Task to complete:
Which lines hold the string "disappeared"? Copy every one of them.

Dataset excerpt
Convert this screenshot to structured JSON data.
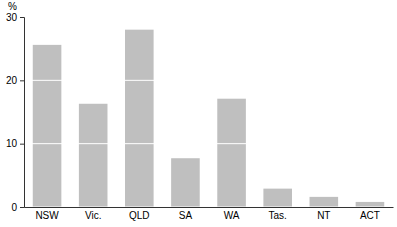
{
  "chart_data": {
    "type": "bar",
    "ylabel": "%",
    "categories": [
      "NSW",
      "Vic.",
      "QLD",
      "SA",
      "WA",
      "Tas.",
      "NT",
      "ACT"
    ],
    "values": [
      25.6,
      16.3,
      28.0,
      7.7,
      17.1,
      2.9,
      1.6,
      0.8
    ],
    "color": "#bfbfbf",
    "ylim": [
      0,
      30
    ],
    "yticks": [
      0,
      10,
      20,
      30
    ],
    "grid": true
  }
}
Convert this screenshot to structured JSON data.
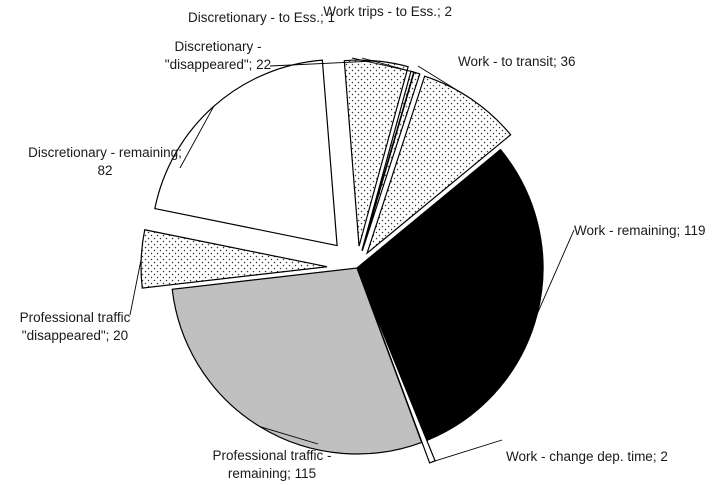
{
  "chart_data": {
    "type": "pie",
    "title": "",
    "legend": "none",
    "slices": [
      {
        "label": "Work trips - to Ess.",
        "value": 2,
        "display_label": "Work trips - to Ess.; 2",
        "fill": "dots",
        "exploded": true
      },
      {
        "label": "Work - to transit",
        "value": 36,
        "display_label": "Work - to transit; 36",
        "fill": "dots",
        "exploded": true
      },
      {
        "label": "Work - remaining",
        "value": 119,
        "display_label": "Work - remaining; 119",
        "fill": "#000000",
        "exploded": false
      },
      {
        "label": "Work - change dep. time",
        "value": 2,
        "display_label": "Work - change dep. time; 2",
        "fill": "#ffffff",
        "exploded": true
      },
      {
        "label": "Professional traffic - remaining",
        "value": 115,
        "display_label": [
          "Professional traffic -",
          "remaining; 115"
        ],
        "fill": "#c0c0c0",
        "exploded": false
      },
      {
        "label": "Professional traffic \"disappeared\"",
        "value": 20,
        "display_label": [
          "Professional traffic",
          "\"disappeared\"; 20"
        ],
        "fill": "dots",
        "exploded": true
      },
      {
        "label": "Discretionary - remaining",
        "value": 82,
        "display_label": [
          "Discretionary - remaining;",
          "82"
        ],
        "fill": "#ffffff",
        "exploded": true
      },
      {
        "label": "Discretionary - \"disappeared\"",
        "value": 22,
        "display_label": [
          "Discretionary -",
          "\"disappeared\"; 22"
        ],
        "fill": "dots",
        "exploded": true
      },
      {
        "label": "Discretionary - to Ess.",
        "value": 1,
        "display_label": "Discretionary - to Ess.; 1",
        "fill": "dots",
        "exploded": true
      }
    ]
  }
}
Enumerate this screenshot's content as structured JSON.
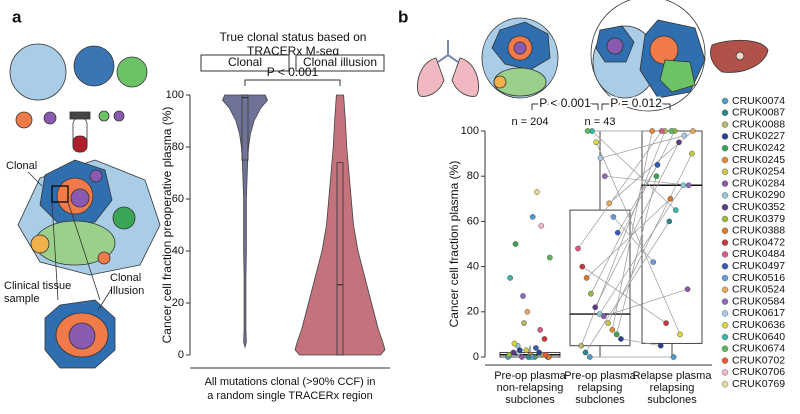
{
  "panels": {
    "labels": [
      "a",
      "b"
    ],
    "a_illustration": {
      "clonal": "Clonal",
      "tissue": [
        "Clinical tissue",
        "sample"
      ],
      "illusion": [
        "Clonal",
        "Illusion"
      ]
    }
  },
  "chart_data": [
    {
      "type": "violin",
      "header": [
        "True clonal status based on",
        "TRACERx M-seq"
      ],
      "categories": [
        "Clonal",
        "Clonal illusion"
      ],
      "y_label": "Cancer cell fraction preoperative plasma (%)",
      "x_label": [
        "All mutations clonal (>90% CCF) in",
        "a random single TRACERx region"
      ],
      "annotation": "P < 0.001",
      "ylim": [
        0,
        100
      ],
      "yticks": [
        0,
        20,
        40,
        60,
        80,
        100
      ],
      "violins": [
        {
          "color": "#6f7398",
          "y": [
            3,
            5,
            10,
            20,
            30,
            40,
            50,
            60,
            70,
            75,
            80,
            85,
            90,
            95,
            98,
            100
          ],
          "width": [
            0,
            0.03,
            0.02,
            0.02,
            0.02,
            0.03,
            0.03,
            0.03,
            0.05,
            0.06,
            0.08,
            0.12,
            0.2,
            0.35,
            0.5,
            0.45
          ],
          "box": {
            "q1": 75,
            "median": 99,
            "q3": 100
          }
        },
        {
          "color": "#c4737c",
          "y": [
            0,
            2,
            5,
            10,
            20,
            30,
            40,
            50,
            60,
            70,
            80,
            90,
            95,
            100
          ],
          "width": [
            0.9,
            1.0,
            0.95,
            0.85,
            0.7,
            0.55,
            0.4,
            0.3,
            0.25,
            0.2,
            0.15,
            0.12,
            0.1,
            0.08
          ],
          "box": {
            "q1": 0,
            "median": 27,
            "q3": 74
          }
        }
      ]
    },
    {
      "type": "box",
      "y_label": "Cancer cell fraction plasma (%)",
      "categories": [
        [
          "Pre-op plasma",
          "non-relapsing",
          "subclones"
        ],
        [
          "Pre-op plasma",
          "relapsing",
          "subclones"
        ],
        [
          "Relapse plasma",
          "relapsing",
          "subclones"
        ]
      ],
      "ylim": [
        0,
        100
      ],
      "yticks": [
        0,
        20,
        40,
        60,
        80,
        100
      ],
      "annotations": [
        "P < 0.001",
        "P = 0.012"
      ],
      "n_labels": [
        "n = 204",
        "n = 43"
      ],
      "lines_between": [
        1,
        2
      ],
      "groups": [
        {
          "box": {
            "min": 0,
            "q1": 0,
            "median": 1,
            "q3": 2,
            "max": 5
          },
          "points": [
            0,
            0,
            1,
            2,
            0,
            1,
            3,
            0,
            5,
            2,
            1,
            0,
            8,
            12,
            4,
            0,
            20,
            27,
            2,
            6,
            35,
            44,
            1,
            58,
            73,
            62,
            0,
            15,
            3,
            50
          ],
          "colors": [
            "#4a9cc9",
            "#2a8a8a",
            "#b5b86a",
            "#2e3f8f",
            "#3aa655",
            "#e08a3a",
            "#c8c84a",
            "#8a5aa8",
            "#8ec8d8",
            "#5a3a8a",
            "#9ab83a",
            "#d87a2a",
            "#c83a3a",
            "#d85a8a",
            "#3a5ab8",
            "#6a9ad8",
            "#e8a85a",
            "#8a6ab8",
            "#a8c8e8",
            "#d8d83a",
            "#3ab8a8",
            "#5ab85a",
            "#e85a3a",
            "#f0b8c8",
            "#e8d89a",
            "#4a9cc9",
            "#2a8a8a",
            "#b5b86a",
            "#2e3f8f",
            "#3aa655"
          ]
        },
        {
          "box": {
            "min": 0,
            "q1": 5,
            "median": 19,
            "q3": 65,
            "max": 100
          },
          "points": [
            0,
            2,
            5,
            8,
            10,
            12,
            15,
            18,
            19,
            22,
            28,
            35,
            40,
            48,
            55,
            62,
            68,
            80,
            88,
            95,
            100,
            100
          ],
          "colors": [
            "#4a9cc9",
            "#2a8a8a",
            "#b5b86a",
            "#2e3f8f",
            "#3aa655",
            "#e08a3a",
            "#c8c84a",
            "#8a5aa8",
            "#8ec8d8",
            "#5a3a8a",
            "#9ab83a",
            "#d87a2a",
            "#c83a3a",
            "#d85a8a",
            "#3a5ab8",
            "#6a9ad8",
            "#e8a85a",
            "#8a6ab8",
            "#a8c8e8",
            "#d8d83a",
            "#3ab8a8",
            "#5ab85a"
          ]
        },
        {
          "box": {
            "min": 0,
            "q1": 6,
            "median": 76,
            "q3": 100,
            "max": 100
          },
          "points": [
            0,
            60,
            100,
            5,
            80,
            100,
            90,
            30,
            76,
            95,
            100,
            70,
            15,
            100,
            85,
            42,
            100,
            76,
            98,
            10,
            65,
            100
          ],
          "colors": [
            "#4a9cc9",
            "#2a8a8a",
            "#b5b86a",
            "#2e3f8f",
            "#3aa655",
            "#e08a3a",
            "#c8c84a",
            "#8a5aa8",
            "#8ec8d8",
            "#5a3a8a",
            "#9ab83a",
            "#d87a2a",
            "#c83a3a",
            "#d85a8a",
            "#3a5ab8",
            "#6a9ad8",
            "#e8a85a",
            "#8a6ab8",
            "#a8c8e8",
            "#d8d83a",
            "#3ab8a8",
            "#5ab85a"
          ]
        }
      ],
      "legend": [
        {
          "name": "CRUK0074",
          "color": "#4a9cc9"
        },
        {
          "name": "CRUK0087",
          "color": "#2a8a8a"
        },
        {
          "name": "CRUK0088",
          "color": "#b5b86a"
        },
        {
          "name": "CRUK0227",
          "color": "#2e3f8f"
        },
        {
          "name": "CRUK0242",
          "color": "#3aa655"
        },
        {
          "name": "CRUK0245",
          "color": "#e08a3a"
        },
        {
          "name": "CRUK0254",
          "color": "#c8c84a"
        },
        {
          "name": "CRUK0284",
          "color": "#8a5aa8"
        },
        {
          "name": "CRUK0290",
          "color": "#8ec8d8"
        },
        {
          "name": "CRUK0352",
          "color": "#5a3a8a"
        },
        {
          "name": "CRUK0379",
          "color": "#9ab83a"
        },
        {
          "name": "CRUK0388",
          "color": "#d87a2a"
        },
        {
          "name": "CRUK0472",
          "color": "#c83a3a"
        },
        {
          "name": "CRUK0484",
          "color": "#d85a8a"
        },
        {
          "name": "CRUK0497",
          "color": "#3a5ab8"
        },
        {
          "name": "CRUK0516",
          "color": "#6a9ad8"
        },
        {
          "name": "CRUK0524",
          "color": "#e8a85a"
        },
        {
          "name": "CRUK0584",
          "color": "#8a6ab8"
        },
        {
          "name": "CRUK0617",
          "color": "#a8c8e8"
        },
        {
          "name": "CRUK0636",
          "color": "#d8d83a"
        },
        {
          "name": "CRUK0640",
          "color": "#3ab8a8"
        },
        {
          "name": "CRUK0674",
          "color": "#5ab85a"
        },
        {
          "name": "CRUK0702",
          "color": "#e85a3a"
        },
        {
          "name": "CRUK0706",
          "color": "#f0b8c8"
        },
        {
          "name": "CRUK0769",
          "color": "#e8d89a"
        }
      ]
    }
  ]
}
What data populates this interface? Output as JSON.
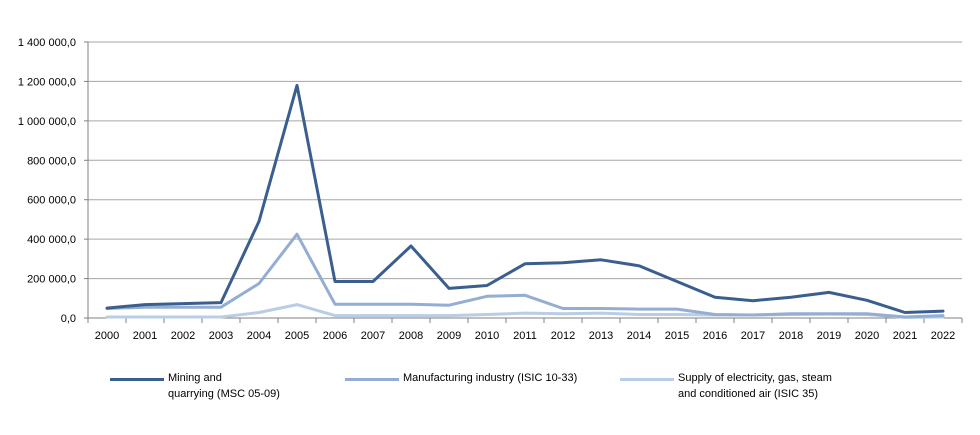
{
  "chart_data": {
    "type": "line",
    "title": "",
    "xlabel": "",
    "ylabel": "",
    "ylim": [
      0,
      1400000
    ],
    "y_ticks": [
      "0,0",
      "200 000,0",
      "400 000,0",
      "600 000,0",
      "800 000,0",
      "1 000 000,0",
      "1 200 000,0",
      "1 400 000,0"
    ],
    "grid": "horizontal",
    "legend_position": "bottom",
    "categories": [
      "2000",
      "2001",
      "2002",
      "2003",
      "2004",
      "2005",
      "2006",
      "2007",
      "2008",
      "2009",
      "2010",
      "2011",
      "2012",
      "2013",
      "2014",
      "2015",
      "2016",
      "2017",
      "2018",
      "2019",
      "2020",
      "2021",
      "2022"
    ],
    "series": [
      {
        "name_lines": [
          "Mining and",
          "quarrying (MSC 05-09)"
        ],
        "color": "#3a5f8f",
        "values": [
          50000,
          68000,
          73000,
          78000,
          490000,
          1180000,
          185000,
          185000,
          365000,
          150000,
          165000,
          275000,
          280000,
          295000,
          265000,
          185000,
          105000,
          88000,
          105000,
          130000,
          90000,
          28000,
          35000
        ]
      },
      {
        "name_lines": [
          "Manufacturing industry (ISIC 10-33)"
        ],
        "color": "#93aed2",
        "values": [
          48000,
          55000,
          55000,
          55000,
          175000,
          425000,
          70000,
          70000,
          70000,
          65000,
          110000,
          115000,
          48000,
          48000,
          45000,
          45000,
          18000,
          15000,
          22000,
          22000,
          22000,
          5000,
          12000
        ]
      },
      {
        "name_lines": [
          "Supply of electricity, gas, steam",
          "and conditioned air (ISIC 35)"
        ],
        "color": "#b9cde6",
        "values": [
          5000,
          5000,
          5000,
          5000,
          28000,
          68000,
          12000,
          12000,
          12000,
          12000,
          18000,
          25000,
          22000,
          25000,
          18000,
          18000,
          15000,
          15000,
          18000,
          20000,
          18000,
          3000,
          5000
        ]
      }
    ]
  }
}
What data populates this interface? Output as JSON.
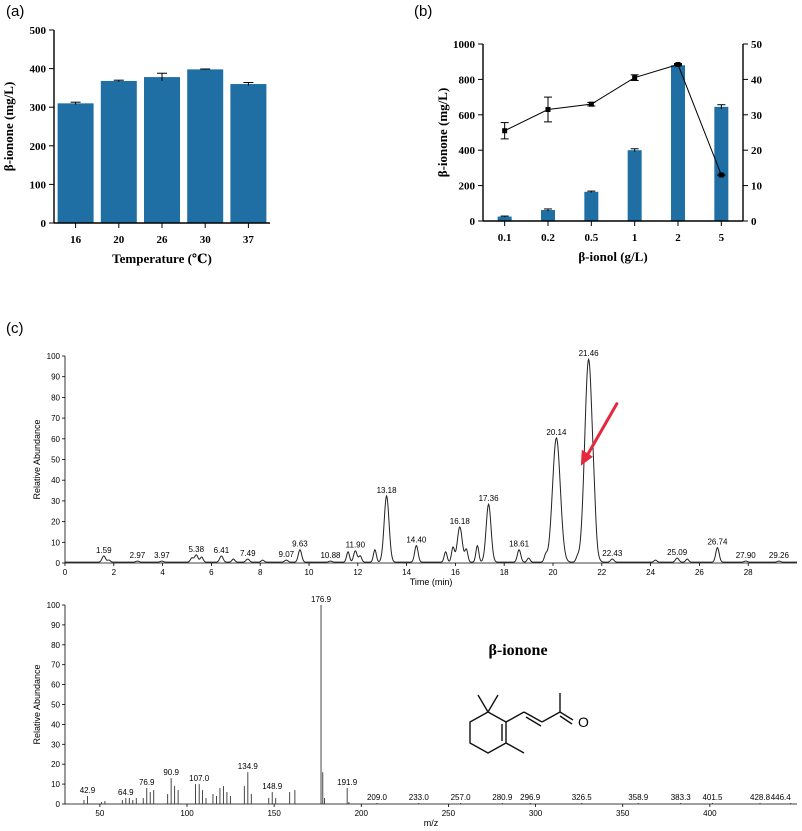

Output for this exercise:
        "label": "Professional traffic \"disappeared\"",
          "\"disappeared\"; 20"
        "label": "Discretionary - \"disappeared\"",
          "\"disappeared\"; 22"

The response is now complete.